| Requirements |
The records that follow should be retyped word for word.
=== Given entries ===
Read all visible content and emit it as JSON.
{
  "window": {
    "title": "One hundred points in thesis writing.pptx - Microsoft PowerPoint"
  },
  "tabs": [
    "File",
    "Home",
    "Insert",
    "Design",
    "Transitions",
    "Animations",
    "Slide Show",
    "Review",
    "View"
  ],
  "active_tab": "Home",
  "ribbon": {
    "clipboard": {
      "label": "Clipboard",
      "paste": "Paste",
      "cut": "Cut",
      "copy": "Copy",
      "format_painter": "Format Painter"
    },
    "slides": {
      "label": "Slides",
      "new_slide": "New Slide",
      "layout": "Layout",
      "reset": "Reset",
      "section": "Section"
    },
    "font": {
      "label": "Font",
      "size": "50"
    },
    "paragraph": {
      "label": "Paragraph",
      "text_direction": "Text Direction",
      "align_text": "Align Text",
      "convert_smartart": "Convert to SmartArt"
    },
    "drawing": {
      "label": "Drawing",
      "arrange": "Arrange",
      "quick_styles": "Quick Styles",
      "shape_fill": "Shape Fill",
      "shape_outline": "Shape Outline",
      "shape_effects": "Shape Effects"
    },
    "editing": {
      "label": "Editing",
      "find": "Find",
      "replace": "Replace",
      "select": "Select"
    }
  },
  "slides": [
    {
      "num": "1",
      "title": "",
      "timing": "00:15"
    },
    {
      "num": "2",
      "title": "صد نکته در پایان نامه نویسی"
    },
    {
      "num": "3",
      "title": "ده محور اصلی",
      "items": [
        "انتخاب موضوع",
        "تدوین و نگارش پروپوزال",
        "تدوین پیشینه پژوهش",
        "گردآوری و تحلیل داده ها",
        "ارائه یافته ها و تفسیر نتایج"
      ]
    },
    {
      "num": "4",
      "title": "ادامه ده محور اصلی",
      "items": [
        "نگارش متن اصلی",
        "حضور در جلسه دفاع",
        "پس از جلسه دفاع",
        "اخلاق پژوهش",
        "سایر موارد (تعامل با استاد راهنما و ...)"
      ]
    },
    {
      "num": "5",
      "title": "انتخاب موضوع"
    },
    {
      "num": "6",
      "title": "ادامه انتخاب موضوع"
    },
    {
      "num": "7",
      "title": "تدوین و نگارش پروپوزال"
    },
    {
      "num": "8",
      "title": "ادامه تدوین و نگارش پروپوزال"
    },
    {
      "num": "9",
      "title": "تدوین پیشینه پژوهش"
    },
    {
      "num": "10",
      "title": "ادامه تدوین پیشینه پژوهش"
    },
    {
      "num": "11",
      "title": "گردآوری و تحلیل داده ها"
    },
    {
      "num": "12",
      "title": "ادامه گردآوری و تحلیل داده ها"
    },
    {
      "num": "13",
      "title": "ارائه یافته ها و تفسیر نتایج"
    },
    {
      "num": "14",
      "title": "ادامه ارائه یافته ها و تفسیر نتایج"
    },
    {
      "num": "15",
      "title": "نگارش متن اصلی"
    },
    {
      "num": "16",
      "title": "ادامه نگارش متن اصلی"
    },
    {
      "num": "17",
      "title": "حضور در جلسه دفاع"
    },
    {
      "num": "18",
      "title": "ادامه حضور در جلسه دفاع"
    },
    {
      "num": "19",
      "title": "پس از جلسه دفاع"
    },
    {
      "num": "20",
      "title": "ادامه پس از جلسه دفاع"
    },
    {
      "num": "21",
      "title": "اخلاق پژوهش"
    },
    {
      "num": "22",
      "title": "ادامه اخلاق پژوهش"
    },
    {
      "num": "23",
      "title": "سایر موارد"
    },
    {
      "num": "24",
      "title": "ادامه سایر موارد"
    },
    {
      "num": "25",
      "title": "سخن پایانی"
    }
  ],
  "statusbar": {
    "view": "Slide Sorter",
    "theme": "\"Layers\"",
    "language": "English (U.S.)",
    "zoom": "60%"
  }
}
===
| Task output |
Read all visible content and emit it as JSON.
{
  "window": {
    "title": "One hundred points in thesis writing.pptx - Microsoft PowerPoint"
  },
  "tabs": [
    "File",
    "Home",
    "Insert",
    "Design",
    "Transitions",
    "Animations",
    "Slide Show",
    "Review",
    "View"
  ],
  "active_tab": "Home",
  "ribbon": {
    "clipboard": {
      "label": "Clipboard",
      "paste": "Paste",
      "cut": "Cut",
      "copy": "Copy",
      "format_painter": "Format Painter"
    },
    "slides": {
      "label": "Slides",
      "new_slide": "New Slide",
      "layout": "Layout",
      "reset": "Reset",
      "section": "Section"
    },
    "font": {
      "label": "Font",
      "size": "50"
    },
    "paragraph": {
      "label": "Paragraph",
      "text_direction": "Text Direction",
      "align_text": "Align Text",
      "convert_smartart": "Convert to SmartArt"
    },
    "drawing": {
      "label": "Drawing",
      "arrange": "Arrange",
      "quick_styles": "Quick Styles",
      "shape_fill": "Shape Fill",
      "shape_outline": "Shape Outline",
      "shape_effects": "Shape Effects"
    },
    "editing": {
      "label": "Editing",
      "find": "Find",
      "replace": "Replace",
      "select": "Select"
    }
  },
  "slides": [
    {
      "num": "1",
      "title": "",
      "timing": "00:15"
    },
    {
      "num": "2",
      "title": "صد نکته در پایان نامه نویسی"
    },
    {
      "num": "3",
      "title": "ده محور اصلی",
      "items": [
        "انتخاب موضوع",
        "تدوین و نگارش پروپوزال",
        "تدوین پیشینه پژوهش",
        "گردآوری و تحلیل داده ها",
        "ارائه یافته ها و تفسیر نتایج"
      ]
    },
    {
      "num": "4",
      "title": "ادامه ده محور اصلی",
      "items": [
        "نگارش متن اصلی",
        "حضور در جلسه دفاع",
        "پس از جلسه دفاع",
        "اخلاق پژوهش",
        "سایر موارد (تعامل با استاد راهنما و ...)"
      ]
    },
    {
      "num": "5",
      "title": "انتخاب موضوع"
    },
    {
      "num": "6",
      "title": "ادامه انتخاب موضوع"
    },
    {
      "num": "7",
      "title": "تدوین و نگارش پروپوزال"
    },
    {
      "num": "8",
      "title": "ادامه تدوین و نگارش پروپوزال"
    },
    {
      "num": "9",
      "title": "تدوین پیشینه پژوهش"
    },
    {
      "num": "10",
      "title": "ادامه تدوین پیشینه پژوهش"
    },
    {
      "num": "11",
      "title": "گردآوری و تحلیل داده ها"
    },
    {
      "num": "12",
      "title": "ادامه گردآوری و تحلیل داده ها"
    },
    {
      "num": "13",
      "title": "ارائه یافته ها و تفسیر نتایج"
    },
    {
      "num": "14",
      "title": "ادامه ارائه یافته ها و تفسیر نتایج"
    },
    {
      "num": "15",
      "title": "نگارش متن اصلی"
    },
    {
      "num": "16",
      "title": "ادامه نگارش متن اصلی"
    },
    {
      "num": "17",
      "title": "حضور در جلسه دفاع"
    },
    {
      "num": "18",
      "title": "ادامه حضور در جلسه دفاع"
    },
    {
      "num": "19",
      "title": "پس از جلسه دفاع"
    },
    {
      "num": "20",
      "title": "ادامه پس از جلسه دفاع"
    },
    {
      "num": "21",
      "title": "اخلاق پژوهش"
    },
    {
      "num": "22",
      "title": "ادامه اخلاق پژوهش"
    },
    {
      "num": "23",
      "title": "سایر موارد"
    },
    {
      "num": "24",
      "title": "ادامه سایر موارد"
    },
    {
      "num": "25",
      "title": "سخن پایانی"
    }
  ],
  "statusbar": {
    "view": "Slide Sorter",
    "theme": "\"Layers\"",
    "language": "English (U.S.)",
    "zoom": "60%"
  }
}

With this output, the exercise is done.